[start]

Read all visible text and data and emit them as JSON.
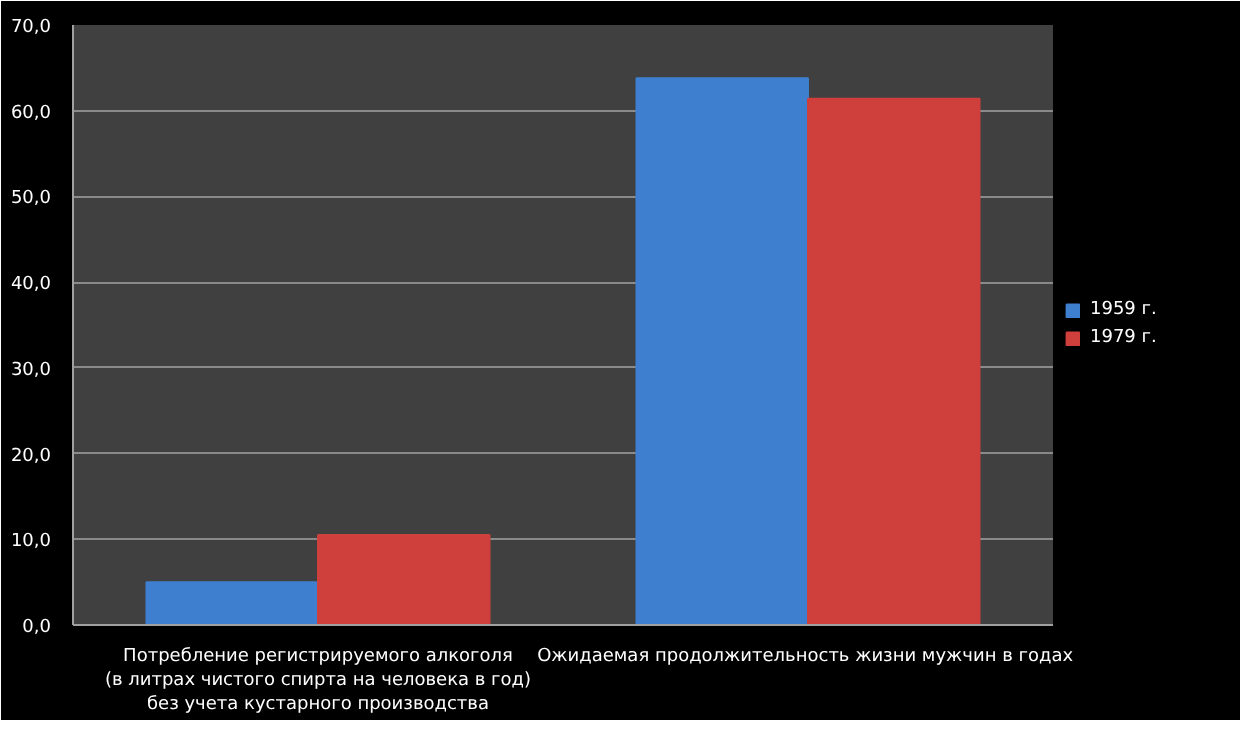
{
  "chart_data": {
    "type": "bar",
    "categories": [
      "Потребление регистрируемого алкоголя\n(в литрах чистого спирта на человека в год)\nбез учета кустарного производства",
      "Ожидаемая продолжительность  жизни мужчин в годах"
    ],
    "series": [
      {
        "name": "1959 г.",
        "color": "#3f7fd0",
        "values": [
          5.0,
          63.8
        ]
      },
      {
        "name": "1979 г.",
        "color": "#cf3f3c",
        "values": [
          10.5,
          61.4
        ]
      }
    ],
    "ylim": [
      0,
      70
    ],
    "yticks": [
      {
        "value": 0,
        "label": "0,0"
      },
      {
        "value": 10,
        "label": "10,0"
      },
      {
        "value": 20,
        "label": "20,0"
      },
      {
        "value": 30,
        "label": "30,0"
      },
      {
        "value": 40,
        "label": "40,0"
      },
      {
        "value": 50,
        "label": "50,0"
      },
      {
        "value": 60,
        "label": "60,0"
      },
      {
        "value": 70,
        "label": "70,0"
      }
    ],
    "grid": "y",
    "legend": "right"
  }
}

[end]

Copy out all of the material exactly as written, without its pictures.

Reply:
Read all visible text and data and emit them as JSON.
{
  "chart_data": {
    "type": "bar",
    "categories": [
      "Потребление регистрируемого алкоголя\n(в литрах чистого спирта на человека в год)\nбез учета кустарного производства",
      "Ожидаемая продолжительность  жизни мужчин в годах"
    ],
    "series": [
      {
        "name": "1959 г.",
        "color": "#3f7fd0",
        "values": [
          5.0,
          63.8
        ]
      },
      {
        "name": "1979 г.",
        "color": "#cf3f3c",
        "values": [
          10.5,
          61.4
        ]
      }
    ],
    "ylim": [
      0,
      70
    ],
    "yticks": [
      {
        "value": 0,
        "label": "0,0"
      },
      {
        "value": 10,
        "label": "10,0"
      },
      {
        "value": 20,
        "label": "20,0"
      },
      {
        "value": 30,
        "label": "30,0"
      },
      {
        "value": 40,
        "label": "40,0"
      },
      {
        "value": 50,
        "label": "50,0"
      },
      {
        "value": 60,
        "label": "60,0"
      },
      {
        "value": 70,
        "label": "70,0"
      }
    ],
    "grid": "y",
    "legend": "right"
  }
}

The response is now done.